Exactly repeat all the records below, omitting the images they hold.

TASK DATA:
☆ ☆ ☆ ☆ ☆

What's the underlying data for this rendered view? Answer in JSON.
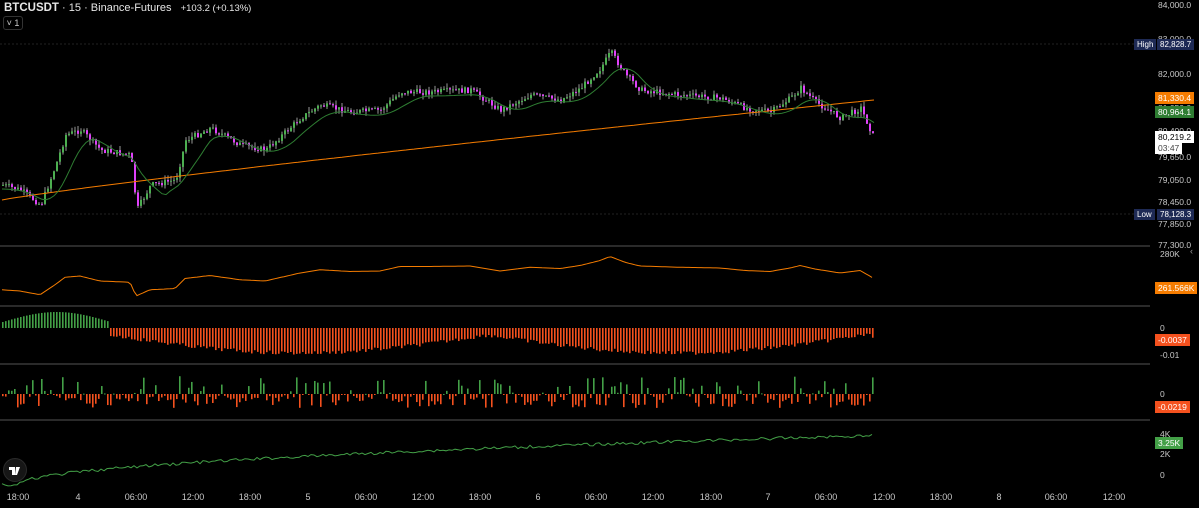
{
  "header": {
    "symbol": "BTCUSDT",
    "interval": "15",
    "exchange": "Binance-Futures",
    "change": "+103.2 (+0.13%)",
    "indicator_toggle": "1"
  },
  "price_scale": {
    "ticks": [
      "84,000.0",
      "83,000.0",
      "82,000.0",
      "81,050.0",
      "80,400.0",
      "79,650.0",
      "79,050.0",
      "78,450.0",
      "77,850.0",
      "77,300.0"
    ],
    "high_label": "High",
    "high_value": "82,828.7",
    "low_label": "Low",
    "low_value": "78,128.3",
    "ma_orange_value": "81,330.4",
    "ma_green_value": "80,964.1",
    "last_price": "80,219.2",
    "countdown": "03:47",
    "colors": {
      "up": "#4caf50",
      "down": "#e040fb",
      "wick": "#ffffff",
      "ma_orange": "#f57c00",
      "ma_green": "#2e7d32"
    }
  },
  "pane2": {
    "tick_top": "280K",
    "value": "261.566K",
    "color": "#f57c00"
  },
  "pane3": {
    "tick_zero": "0",
    "tick_bottom": "-0.01",
    "value": "-0.0037",
    "color": "#f4511e"
  },
  "pane4": {
    "tick_zero": "0",
    "value": "-0.0219",
    "color": "#f4511e"
  },
  "pane5": {
    "tick_top": "4K",
    "tick_mid": "2K",
    "tick_bottom": "0",
    "value": "3.25K",
    "color": "#43a047"
  },
  "time_axis": [
    "18:00",
    "4",
    "06:00",
    "12:00",
    "18:00",
    "5",
    "06:00",
    "12:00",
    "18:00",
    "6",
    "06:00",
    "12:00",
    "18:00",
    "7",
    "06:00",
    "12:00",
    "18:00",
    "8",
    "06:00",
    "12:00"
  ],
  "icons": [
    "tradingview-logo-icon",
    "chevron-down-icon",
    "collapse-arrow-icon"
  ]
}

☆ ☆ ☆ ☆ ☆

FULL ANSWER:
What's the underlying data for this rendered view? Answer in JSON.
{
  "header": {
    "symbol": "BTCUSDT",
    "interval": "15",
    "exchange": "Binance-Futures",
    "change": "+103.2 (+0.13%)",
    "indicator_toggle": "1"
  },
  "price_scale": {
    "ticks": [
      "84,000.0",
      "83,000.0",
      "82,000.0",
      "81,050.0",
      "80,400.0",
      "79,650.0",
      "79,050.0",
      "78,450.0",
      "77,850.0",
      "77,300.0"
    ],
    "high_label": "High",
    "high_value": "82,828.7",
    "low_label": "Low",
    "low_value": "78,128.3",
    "ma_orange_value": "81,330.4",
    "ma_green_value": "80,964.1",
    "last_price": "80,219.2",
    "countdown": "03:47",
    "colors": {
      "up": "#4caf50",
      "down": "#e040fb",
      "wick": "#ffffff",
      "ma_orange": "#f57c00",
      "ma_green": "#2e7d32"
    }
  },
  "pane2": {
    "tick_top": "280K",
    "value": "261.566K",
    "color": "#f57c00"
  },
  "pane3": {
    "tick_zero": "0",
    "tick_bottom": "-0.01",
    "value": "-0.0037",
    "color": "#f4511e"
  },
  "pane4": {
    "tick_zero": "0",
    "value": "-0.0219",
    "color": "#f4511e"
  },
  "pane5": {
    "tick_top": "4K",
    "tick_mid": "2K",
    "tick_bottom": "0",
    "value": "3.25K",
    "color": "#43a047"
  },
  "time_axis": [
    "18:00",
    "4",
    "06:00",
    "12:00",
    "18:00",
    "5",
    "06:00",
    "12:00",
    "18:00",
    "6",
    "06:00",
    "12:00",
    "18:00",
    "7",
    "06:00",
    "12:00",
    "18:00",
    "8",
    "06:00",
    "12:00"
  ],
  "icons": [
    "tradingview-logo-icon",
    "chevron-down-icon",
    "collapse-arrow-icon"
  ]
}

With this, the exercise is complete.